§ **Problem details**: Make an exact copy of the records, with the pictures left out.

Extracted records
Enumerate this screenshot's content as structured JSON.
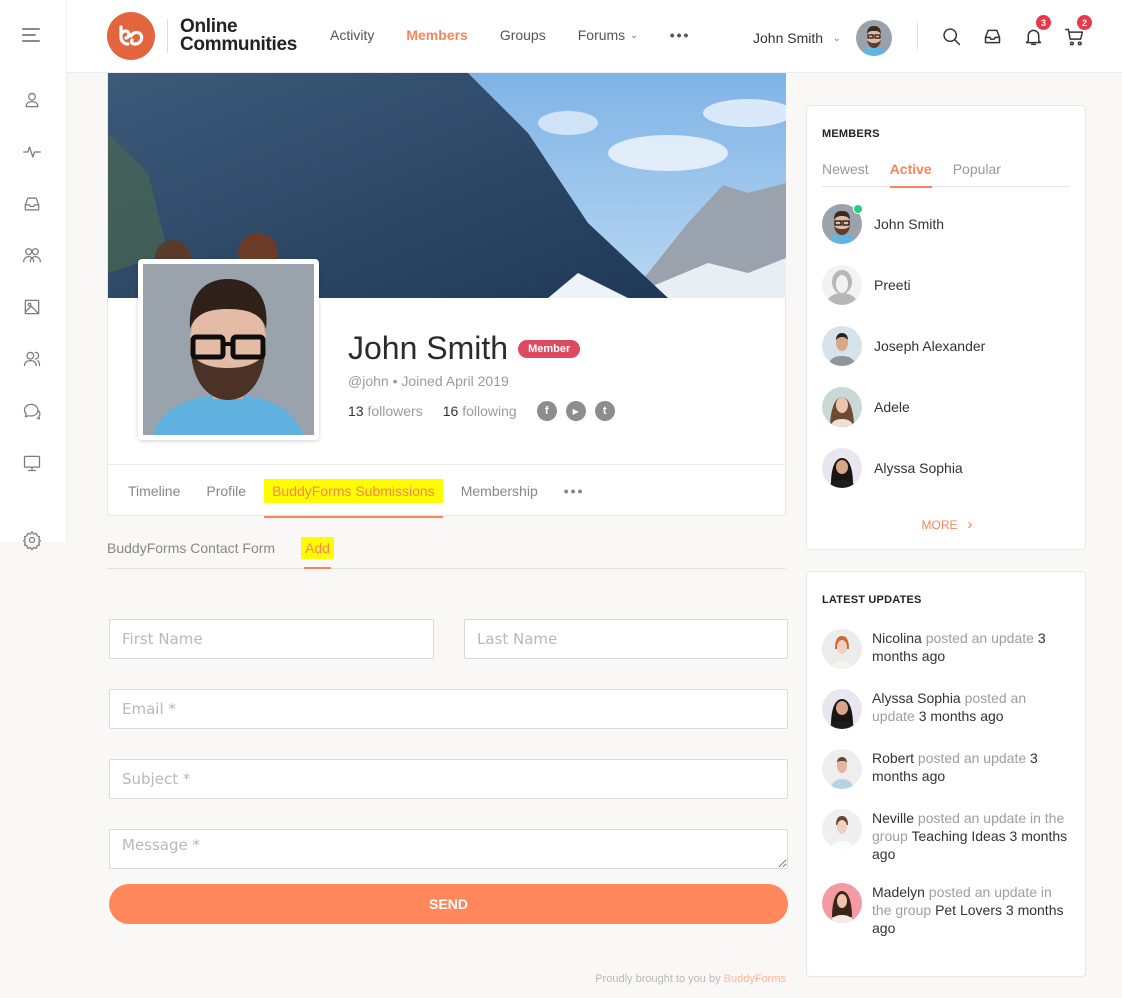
{
  "header": {
    "brand_line1": "Online",
    "brand_line2": "Communities",
    "nav": [
      {
        "label": "Activity",
        "active": false
      },
      {
        "label": "Members",
        "active": true
      },
      {
        "label": "Groups",
        "active": false
      },
      {
        "label": "Forums",
        "active": false,
        "has_dropdown": true
      }
    ],
    "nav_more": "•••",
    "user_name": "John Smith",
    "notifications_count": "3",
    "cart_count": "2",
    "icons": [
      "menu-icon",
      "search-icon",
      "inbox-icon",
      "bell-icon",
      "cart-icon"
    ]
  },
  "sidebar": {
    "icons": [
      "profile-icon",
      "activity-icon",
      "inbox-icon",
      "groups-icon",
      "photos-icon",
      "friends-icon",
      "forums-icon",
      "courses-icon",
      "settings-icon"
    ]
  },
  "profile": {
    "name": "John Smith",
    "badge": "Member",
    "handle_joined": "@john • Joined April 2019",
    "followers_count": "13",
    "followers_label": "followers",
    "following_count": "16",
    "following_label": "following",
    "social": [
      "f",
      "▶",
      "t"
    ],
    "tabs": [
      {
        "label": "Timeline",
        "active": false
      },
      {
        "label": "Profile",
        "active": false
      },
      {
        "label": "BuddyForms Submissions",
        "active": true
      },
      {
        "label": "Membership",
        "active": false
      }
    ],
    "tabs_more": "•••"
  },
  "subtabs": [
    {
      "label": "BuddyForms Contact Form",
      "active": false
    },
    {
      "label": "Add",
      "active": true
    }
  ],
  "form": {
    "first_name_placeholder": "First Name",
    "last_name_placeholder": "Last Name",
    "email_placeholder": "Email *",
    "subject_placeholder": "Subject *",
    "message_placeholder": "Message *",
    "send_label": "SEND",
    "credit_prefix": "Proudly brought to you by ",
    "credit_link": "BuddyForms"
  },
  "members_widget": {
    "title": "MEMBERS",
    "tabs": [
      {
        "label": "Newest",
        "active": false
      },
      {
        "label": "Active",
        "active": true
      },
      {
        "label": "Popular",
        "active": false
      }
    ],
    "members": [
      {
        "name": "John Smith",
        "online": true
      },
      {
        "name": "Preeti",
        "online": false
      },
      {
        "name": "Joseph Alexander",
        "online": false
      },
      {
        "name": "Adele",
        "online": false
      },
      {
        "name": "Alyssa Sophia",
        "online": false
      }
    ],
    "more_label": "MORE",
    "more_icon": "›"
  },
  "updates_widget": {
    "title": "LATEST UPDATES",
    "updates": [
      {
        "user": "Nicolina",
        "action": " posted an update ",
        "group": "",
        "time": "3 months ago"
      },
      {
        "user": "Alyssa Sophia",
        "action": " posted an update ",
        "group": "",
        "time": "3 months ago"
      },
      {
        "user": "Robert",
        "action": " posted an update ",
        "group": "",
        "time": "3 months ago"
      },
      {
        "user": "Neville",
        "action": " posted an update in the group ",
        "group": "Teaching Ideas",
        "time": " 3 months ago"
      },
      {
        "user": "Madelyn",
        "action": " posted an update in the group ",
        "group": "Pet Lovers",
        "time": " 3 months ago"
      }
    ]
  },
  "colors": {
    "accent": "#f7845a",
    "button": "#ff875a",
    "badge_red": "#e7394a",
    "member_badge": "#dd4a5f",
    "online": "#21d17d",
    "highlight": "#fffc00"
  }
}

§ **Final answer**:
Enumerate this screenshot's content as structured JSON.
{
  "header": {
    "brand_line1": "Online",
    "brand_line2": "Communities",
    "nav": [
      {
        "label": "Activity",
        "active": false
      },
      {
        "label": "Members",
        "active": true
      },
      {
        "label": "Groups",
        "active": false
      },
      {
        "label": "Forums",
        "active": false,
        "has_dropdown": true
      }
    ],
    "nav_more": "•••",
    "user_name": "John Smith",
    "notifications_count": "3",
    "cart_count": "2",
    "icons": [
      "menu-icon",
      "search-icon",
      "inbox-icon",
      "bell-icon",
      "cart-icon"
    ]
  },
  "sidebar": {
    "icons": [
      "profile-icon",
      "activity-icon",
      "inbox-icon",
      "groups-icon",
      "photos-icon",
      "friends-icon",
      "forums-icon",
      "courses-icon",
      "settings-icon"
    ]
  },
  "profile": {
    "name": "John Smith",
    "badge": "Member",
    "handle_joined": "@john • Joined April 2019",
    "followers_count": "13",
    "followers_label": "followers",
    "following_count": "16",
    "following_label": "following",
    "social": [
      "f",
      "▶",
      "t"
    ],
    "tabs": [
      {
        "label": "Timeline",
        "active": false
      },
      {
        "label": "Profile",
        "active": false
      },
      {
        "label": "BuddyForms Submissions",
        "active": true
      },
      {
        "label": "Membership",
        "active": false
      }
    ],
    "tabs_more": "•••"
  },
  "subtabs": [
    {
      "label": "BuddyForms Contact Form",
      "active": false
    },
    {
      "label": "Add",
      "active": true
    }
  ],
  "form": {
    "first_name_placeholder": "First Name",
    "last_name_placeholder": "Last Name",
    "email_placeholder": "Email *",
    "subject_placeholder": "Subject *",
    "message_placeholder": "Message *",
    "send_label": "SEND",
    "credit_prefix": "Proudly brought to you by ",
    "credit_link": "BuddyForms"
  },
  "members_widget": {
    "title": "MEMBERS",
    "tabs": [
      {
        "label": "Newest",
        "active": false
      },
      {
        "label": "Active",
        "active": true
      },
      {
        "label": "Popular",
        "active": false
      }
    ],
    "members": [
      {
        "name": "John Smith",
        "online": true
      },
      {
        "name": "Preeti",
        "online": false
      },
      {
        "name": "Joseph Alexander",
        "online": false
      },
      {
        "name": "Adele",
        "online": false
      },
      {
        "name": "Alyssa Sophia",
        "online": false
      }
    ],
    "more_label": "MORE",
    "more_icon": "›"
  },
  "updates_widget": {
    "title": "LATEST UPDATES",
    "updates": [
      {
        "user": "Nicolina",
        "action": " posted an update ",
        "group": "",
        "time": "3 months ago"
      },
      {
        "user": "Alyssa Sophia",
        "action": " posted an update ",
        "group": "",
        "time": "3 months ago"
      },
      {
        "user": "Robert",
        "action": " posted an update ",
        "group": "",
        "time": "3 months ago"
      },
      {
        "user": "Neville",
        "action": " posted an update in the group ",
        "group": "Teaching Ideas",
        "time": " 3 months ago"
      },
      {
        "user": "Madelyn",
        "action": " posted an update in the group ",
        "group": "Pet Lovers",
        "time": " 3 months ago"
      }
    ]
  },
  "colors": {
    "accent": "#f7845a",
    "button": "#ff875a",
    "badge_red": "#e7394a",
    "member_badge": "#dd4a5f",
    "online": "#21d17d",
    "highlight": "#fffc00"
  }
}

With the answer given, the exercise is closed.